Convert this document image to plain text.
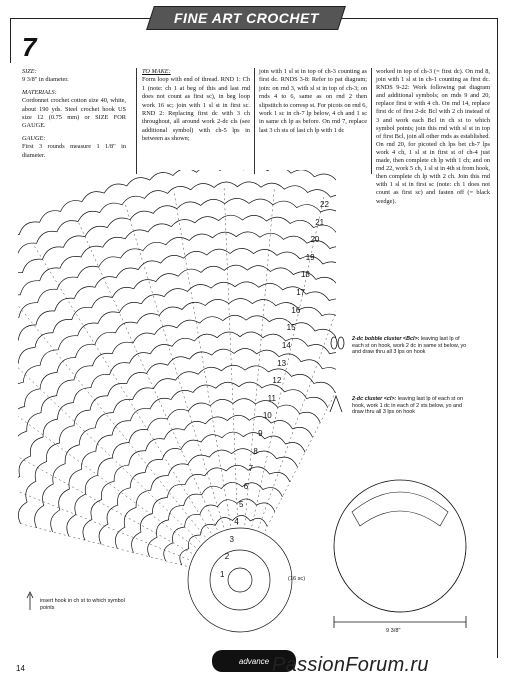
FINE ART CROCHET
7

SIZE:
9 3/8" in diameter.

MATERIALS:
Cordonnet crochet cotton size 40, white, about 190 yds. Steel crochet hook US size 12 (0.75 mm) or SIZE FOR GAUGE.

GAUGE:
First 3 rounds measure 1 1/8" in diameter.

TO MAKE:
Form loop with end of thread. RND 1: Ch 1 (note: ch 1 at beg of this and last rnd does not count as first sc), in beg loop work 16 sc; join with 1 sl st in first sc. RND 2: Replacing first dc with 3 ch throughout, all around work 2-dc cls (see additional symbol) with ch-5 lps in between as shown;

join with 1 sl st in top of ch-3 counting as first dc. RNDS 3-8: Refer to pat diagram; join: on rnd 3, with sl st in top of ch-3; on rnds 4 to 6, same as on rnd 2 then slipstitch to corresp st. For picots on rnd 6, work 1 sc in ch-7 lp below, 4 ch and 1 sc in same ch lp as before. On rnd 7, replace last 3 ch sts of last ch lp with 1 dc

worked in top of ch-3 (= first dc). On rnd 8, join with 1 sl st in ch-1 counting as first dc. RNDS 9-22: Work following pat diagram and additional symbols; on rnds 9 and 20, replace first tr with 4 ch. On rnd 14, replace first dc of first 2-dc Bcl with 2 ch instead of 3 and work each Bcl in ch st to which symbol points; join this rnd with sl st in top of first Bcl, join all other rnds as established. On rnd 20, for picoted ch lps bet ch-7 lps work 4 ch, 1 sl st in first st of ch-4 just made, then complete ch lp with 1 ch; and on rnd 22, work 5 ch, 1 sl st in 4th st from hook, then complete ch lp with 2 ch. Join this rnd with 1 sl st in first sc (note: ch 1 does not count as first sc) and fasten off (= black wedge).

22
21
20
19
18
17
16
15
14
13
12
11
10
9
8
7
6
5
4
3
2
1	(16 sc)
9 3/8"
2-dc bobble cluster <Bcl>: leaving last lp of each st on hook, work 2 dc in same st below, yo and draw thru all 3 lps on hook
2-dc cluster <cl>: leaving last lp of each st on hook, work 1 dc in each of 2 sts below, yo and draw thru all 3 lps on hook
insert hook in ch st to which symbol points
14
advance PassionForum.ru
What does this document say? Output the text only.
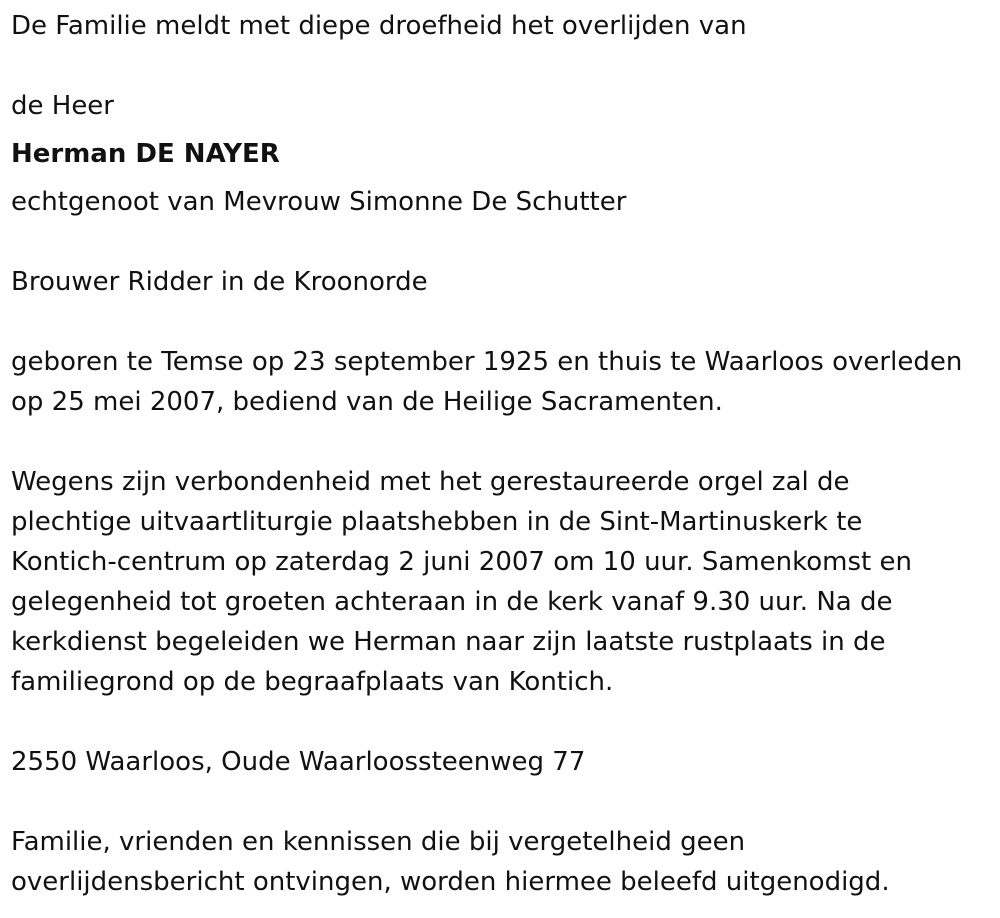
De Familie meldt met diepe droefheid het overlijden van
de Heer
Herman DE NAYER
echtgenoot van Mevrouw Simonne De Schutter
Brouwer Ridder in de Kroonorde
geboren te Temse op 23 september 1925 en thuis te Waarloos overleden
op 25 mei 2007, bediend van de Heilige Sacramenten.
Wegens zijn verbondenheid met het gerestaureerde orgel zal de
plechtige uitvaartliturgie plaatshebben in de Sint-Martinuskerk te
Kontich-centrum op zaterdag 2 juni 2007 om 10 uur. Samenkomst en
gelegenheid tot groeten achteraan in de kerk vanaf 9.30 uur. Na de
kerkdienst begeleiden we Herman naar zijn laatste rustplaats in de
familiegrond op de begraafplaats van Kontich.
2550 Waarloos, Oude Waarloossteenweg 77
Familie, vrienden en kennissen die bij vergetelheid geen
overlijdensbericht ontvingen, worden hiermee beleefd uitgenodigd.
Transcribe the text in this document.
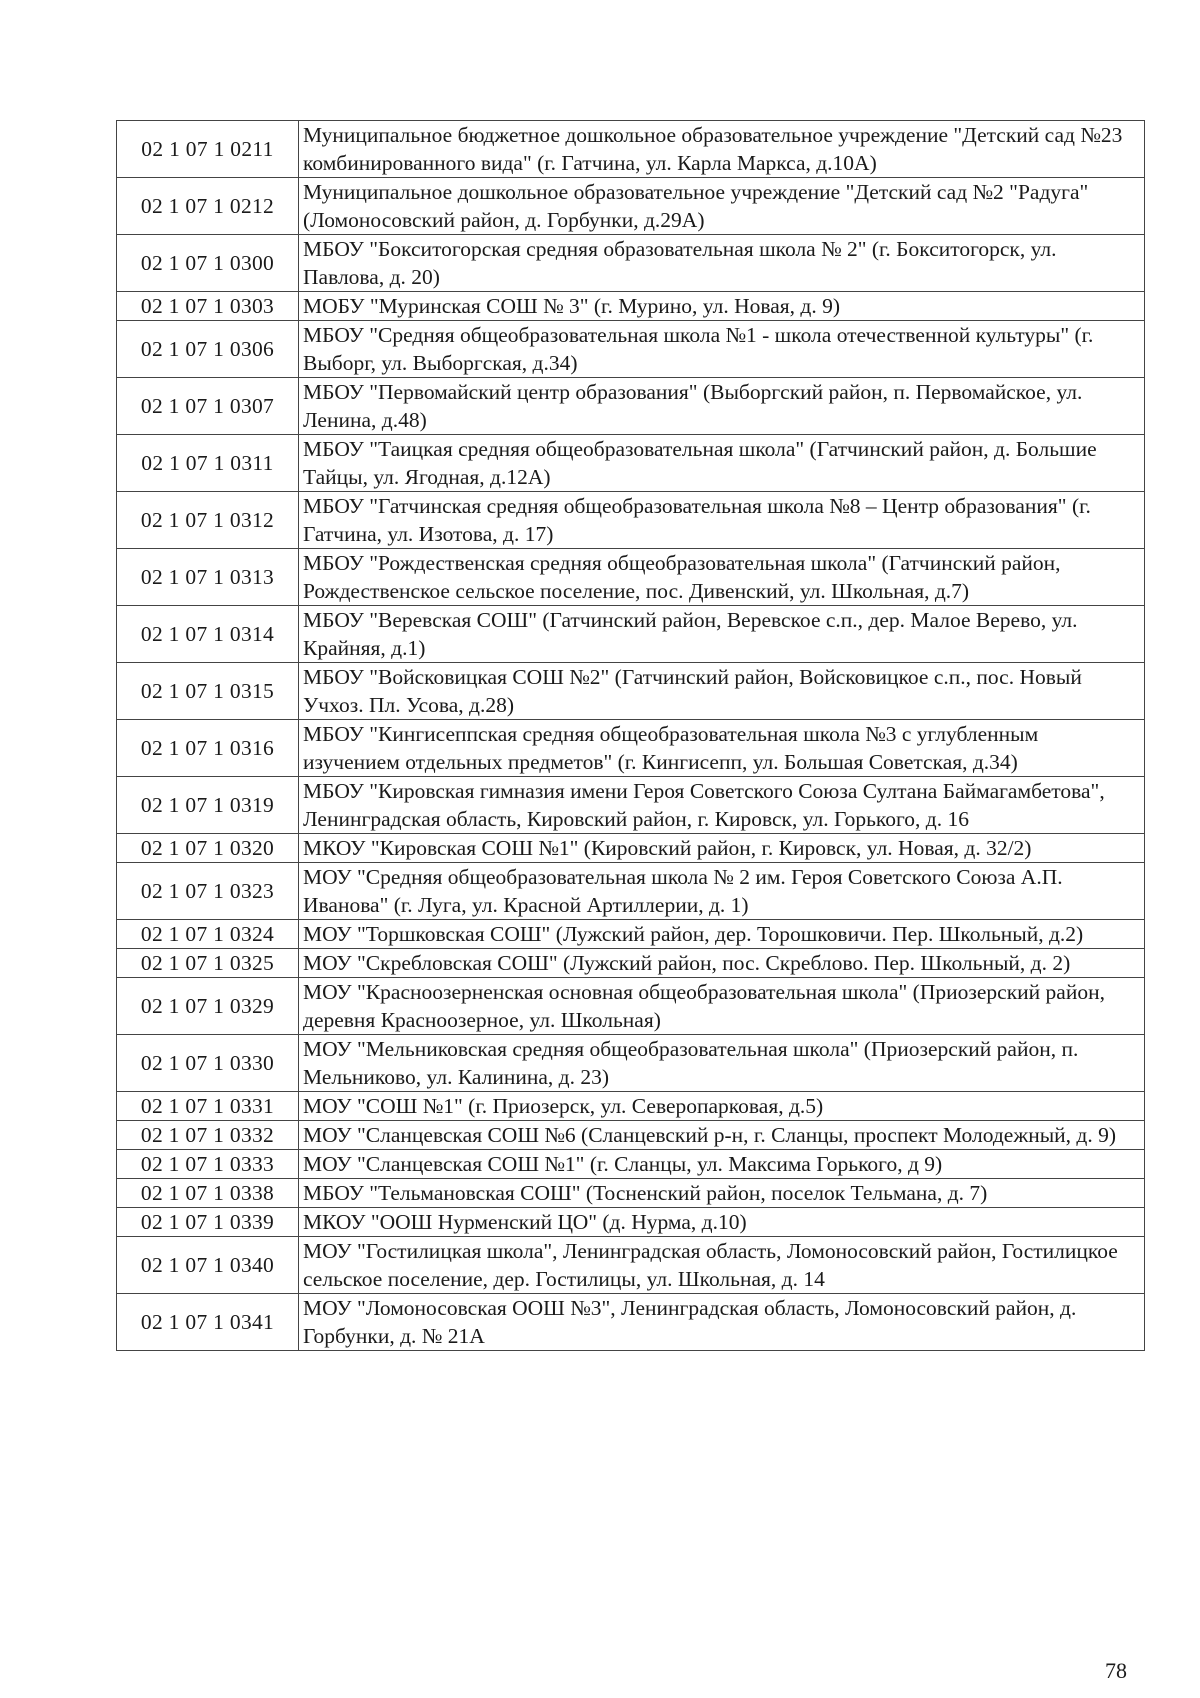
02 1 07 1 0211	Муниципальное бюджетное дошкольное образовательное учреждение "Детский сад №23 комбинированного вида" (г. Гатчина, ул. Карла Маркса, д.10А)
02 1 07 1 0212	Муниципальное дошкольное образовательное учреждение "Детский сад №2 "Радуга" (Ломоносовский район, д. Горбунки, д.29А)
02 1 07 1 0300	МБОУ "Бокситогорская средняя образовательная школа № 2" (г. Бокситогорск, ул. Павлова, д. 20)
02 1 07 1 0303	МОБУ "Муринская СОШ № 3" (г. Мурино, ул. Новая, д. 9)
02 1 07 1 0306	МБОУ "Средняя общеобразовательная школа №1 - школа отечественной культуры" (г. Выборг, ул. Выборгская, д.34)
02 1 07 1 0307	МБОУ "Первомайский центр образования" (Выборгский район, п. Первомайское, ул. Ленина, д.48)
02 1 07 1 0311	МБОУ "Таицкая средняя общеобразовательная школа" (Гатчинский район, д. Большие Тайцы, ул. Ягодная, д.12А)
02 1 07 1 0312	МБОУ "Гатчинская средняя общеобразовательная школа №8 – Центр образования" (г. Гатчина, ул. Изотова, д. 17)
02 1 07 1 0313	МБОУ "Рождественская средняя общеобразовательная школа" (Гатчинский район, Рождественское сельское поселение, пос. Дивенский, ул. Школьная, д.7)
02 1 07 1 0314	МБОУ "Веревская СОШ" (Гатчинский район, Веревское с.п., дер. Малое Верево, ул. Крайняя, д.1)
02 1 07 1 0315	МБОУ "Войсковицкая СОШ №2" (Гатчинский район, Войсковицкое с.п., пос. Новый Учхоз. Пл. Усова, д.28)
02 1 07 1 0316	МБОУ "Кингисеппская средняя общеобразовательная школа №3 с углубленным изучением отдельных предметов" (г. Кингисепп, ул. Большая Советская, д.34)
02 1 07 1 0319	МБОУ "Кировская гимназия имени Героя Советского Союза Султана Баймагамбетова", Ленинградская область, Кировский район, г. Кировск, ул. Горького, д. 16
02 1 07 1 0320	МКОУ "Кировская СОШ №1" (Кировский район, г. Кировск, ул. Новая, д. 32/2)
02 1 07 1 0323	МОУ "Средняя общеобразовательная школа № 2 им. Героя Советского Союза А.П. Иванова" (г. Луга, ул. Красной Артиллерии, д. 1)
02 1 07 1 0324	МОУ "Торшковская СОШ" (Лужский район, дер. Торошковичи. Пер. Школьный, д.2)
02 1 07 1 0325	МОУ "Скребловская СОШ" (Лужский район, пос. Скреблово. Пер. Школьный, д. 2)
02 1 07 1 0329	МОУ "Красноозерненская основная общеобразовательная школа" (Приозерский район, деревня Красноозерное, ул. Школьная)
02 1 07 1 0330	МОУ "Мельниковская средняя общеобразовательная школа" (Приозерский район, п. Мельниково, ул. Калинина, д. 23)
02 1 07 1 0331	МОУ "СОШ №1" (г. Приозерск, ул. Северопарковая, д.5)
02 1 07 1 0332	МОУ "Сланцевская СОШ №6 (Сланцевский р-н, г. Сланцы, проспект Молодежный, д. 9)
02 1 07 1 0333	МОУ "Сланцевская СОШ №1" (г. Сланцы, ул. Максима Горького, д 9)
02 1 07 1 0338	МБОУ "Тельмановская СОШ" (Тосненский район, поселок Тельмана, д. 7)
02 1 07 1 0339	МКОУ "ООШ Нурменский ЦО" (д. Нурма, д.10)
02 1 07 1 0340	МОУ "Гостилицкая школа", Ленинградская область, Ломоносовский район, Гостилицкое сельское поселение, дер. Гостилицы, ул. Школьная, д. 14
02 1 07 1 0341	МОУ "Ломоносовская ООШ №3", Ленинградская область, Ломоносовский район, д. Горбунки, д. № 21А
78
——————————
Objective – Gather every line from the listing above in which "SIZE" appears, and copy those lines.

Result of this task –
SIZE:
Cordonnet crochet cotton size 40, white, about 190 yds. Steel crochet hook US size 12 (0.75 mm) or SIZE FOR GAUGE.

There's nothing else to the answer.